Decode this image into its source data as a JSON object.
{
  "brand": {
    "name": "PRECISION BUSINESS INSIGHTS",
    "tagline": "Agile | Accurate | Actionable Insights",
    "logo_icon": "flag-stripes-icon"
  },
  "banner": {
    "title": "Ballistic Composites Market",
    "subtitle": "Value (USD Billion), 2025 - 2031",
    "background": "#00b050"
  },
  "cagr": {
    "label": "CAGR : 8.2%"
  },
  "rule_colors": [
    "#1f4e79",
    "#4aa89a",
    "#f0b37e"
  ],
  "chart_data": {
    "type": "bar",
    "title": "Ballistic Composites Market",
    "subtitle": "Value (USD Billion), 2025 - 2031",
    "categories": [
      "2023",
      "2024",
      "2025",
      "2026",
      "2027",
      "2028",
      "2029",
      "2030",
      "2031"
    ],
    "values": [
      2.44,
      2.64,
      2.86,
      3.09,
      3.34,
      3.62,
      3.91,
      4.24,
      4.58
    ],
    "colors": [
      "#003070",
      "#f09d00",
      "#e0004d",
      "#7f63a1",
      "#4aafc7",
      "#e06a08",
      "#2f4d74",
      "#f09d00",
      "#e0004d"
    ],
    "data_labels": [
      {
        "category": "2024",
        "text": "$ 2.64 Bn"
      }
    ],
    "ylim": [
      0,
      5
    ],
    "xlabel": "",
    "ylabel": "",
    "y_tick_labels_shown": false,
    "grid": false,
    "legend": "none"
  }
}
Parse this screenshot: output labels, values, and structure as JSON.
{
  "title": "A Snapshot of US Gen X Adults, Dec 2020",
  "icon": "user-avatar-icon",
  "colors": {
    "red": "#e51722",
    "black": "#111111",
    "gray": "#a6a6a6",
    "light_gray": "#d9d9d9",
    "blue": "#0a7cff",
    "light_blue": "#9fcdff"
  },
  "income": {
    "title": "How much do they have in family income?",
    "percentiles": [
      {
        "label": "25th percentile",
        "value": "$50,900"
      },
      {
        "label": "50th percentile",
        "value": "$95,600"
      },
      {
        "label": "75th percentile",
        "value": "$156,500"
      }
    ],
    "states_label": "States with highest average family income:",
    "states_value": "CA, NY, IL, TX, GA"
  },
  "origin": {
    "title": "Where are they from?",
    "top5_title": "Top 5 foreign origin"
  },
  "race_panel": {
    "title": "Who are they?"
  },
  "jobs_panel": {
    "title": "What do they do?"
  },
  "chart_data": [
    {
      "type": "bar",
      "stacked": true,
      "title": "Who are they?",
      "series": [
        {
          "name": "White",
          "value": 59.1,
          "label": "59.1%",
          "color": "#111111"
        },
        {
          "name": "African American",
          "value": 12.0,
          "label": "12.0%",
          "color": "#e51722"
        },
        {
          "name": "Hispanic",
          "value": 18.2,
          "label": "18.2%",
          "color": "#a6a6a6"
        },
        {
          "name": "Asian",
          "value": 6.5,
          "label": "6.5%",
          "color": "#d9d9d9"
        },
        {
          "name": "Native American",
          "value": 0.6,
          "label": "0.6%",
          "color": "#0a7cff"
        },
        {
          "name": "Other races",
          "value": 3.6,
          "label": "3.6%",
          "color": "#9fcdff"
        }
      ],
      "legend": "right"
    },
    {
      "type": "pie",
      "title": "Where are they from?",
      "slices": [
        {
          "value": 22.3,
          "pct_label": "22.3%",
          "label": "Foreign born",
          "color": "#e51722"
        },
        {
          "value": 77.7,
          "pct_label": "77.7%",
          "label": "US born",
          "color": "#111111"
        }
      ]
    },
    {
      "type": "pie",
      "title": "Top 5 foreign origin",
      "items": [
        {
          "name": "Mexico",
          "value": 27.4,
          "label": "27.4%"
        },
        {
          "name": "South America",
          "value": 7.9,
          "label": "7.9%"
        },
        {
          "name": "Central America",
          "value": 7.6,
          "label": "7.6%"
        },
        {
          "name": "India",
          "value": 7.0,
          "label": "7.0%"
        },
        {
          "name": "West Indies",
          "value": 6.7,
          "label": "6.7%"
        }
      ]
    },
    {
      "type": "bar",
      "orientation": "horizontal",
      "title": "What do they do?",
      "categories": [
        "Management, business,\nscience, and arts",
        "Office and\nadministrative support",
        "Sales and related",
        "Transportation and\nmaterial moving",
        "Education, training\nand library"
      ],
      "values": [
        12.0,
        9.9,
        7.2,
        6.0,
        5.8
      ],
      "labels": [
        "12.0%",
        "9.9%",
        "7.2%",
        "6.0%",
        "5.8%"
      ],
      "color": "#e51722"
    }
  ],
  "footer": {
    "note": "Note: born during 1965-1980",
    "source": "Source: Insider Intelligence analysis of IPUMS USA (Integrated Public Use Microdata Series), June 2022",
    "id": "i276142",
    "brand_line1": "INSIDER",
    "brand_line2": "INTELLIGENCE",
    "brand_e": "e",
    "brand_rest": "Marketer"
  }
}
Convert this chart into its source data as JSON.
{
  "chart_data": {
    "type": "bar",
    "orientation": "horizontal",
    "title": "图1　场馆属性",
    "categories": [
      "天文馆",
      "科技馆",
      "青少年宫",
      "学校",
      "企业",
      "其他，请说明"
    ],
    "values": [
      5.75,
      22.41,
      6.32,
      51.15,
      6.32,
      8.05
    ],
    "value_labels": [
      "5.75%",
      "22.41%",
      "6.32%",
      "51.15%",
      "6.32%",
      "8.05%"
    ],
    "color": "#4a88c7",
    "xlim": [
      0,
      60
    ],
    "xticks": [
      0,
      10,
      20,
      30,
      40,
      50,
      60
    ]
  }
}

··········

◆ **Exercise requirements**
Check each line in the listing above for the string "this", then report how many lines contain it, with no other text.

◆ **Exercise solution**
3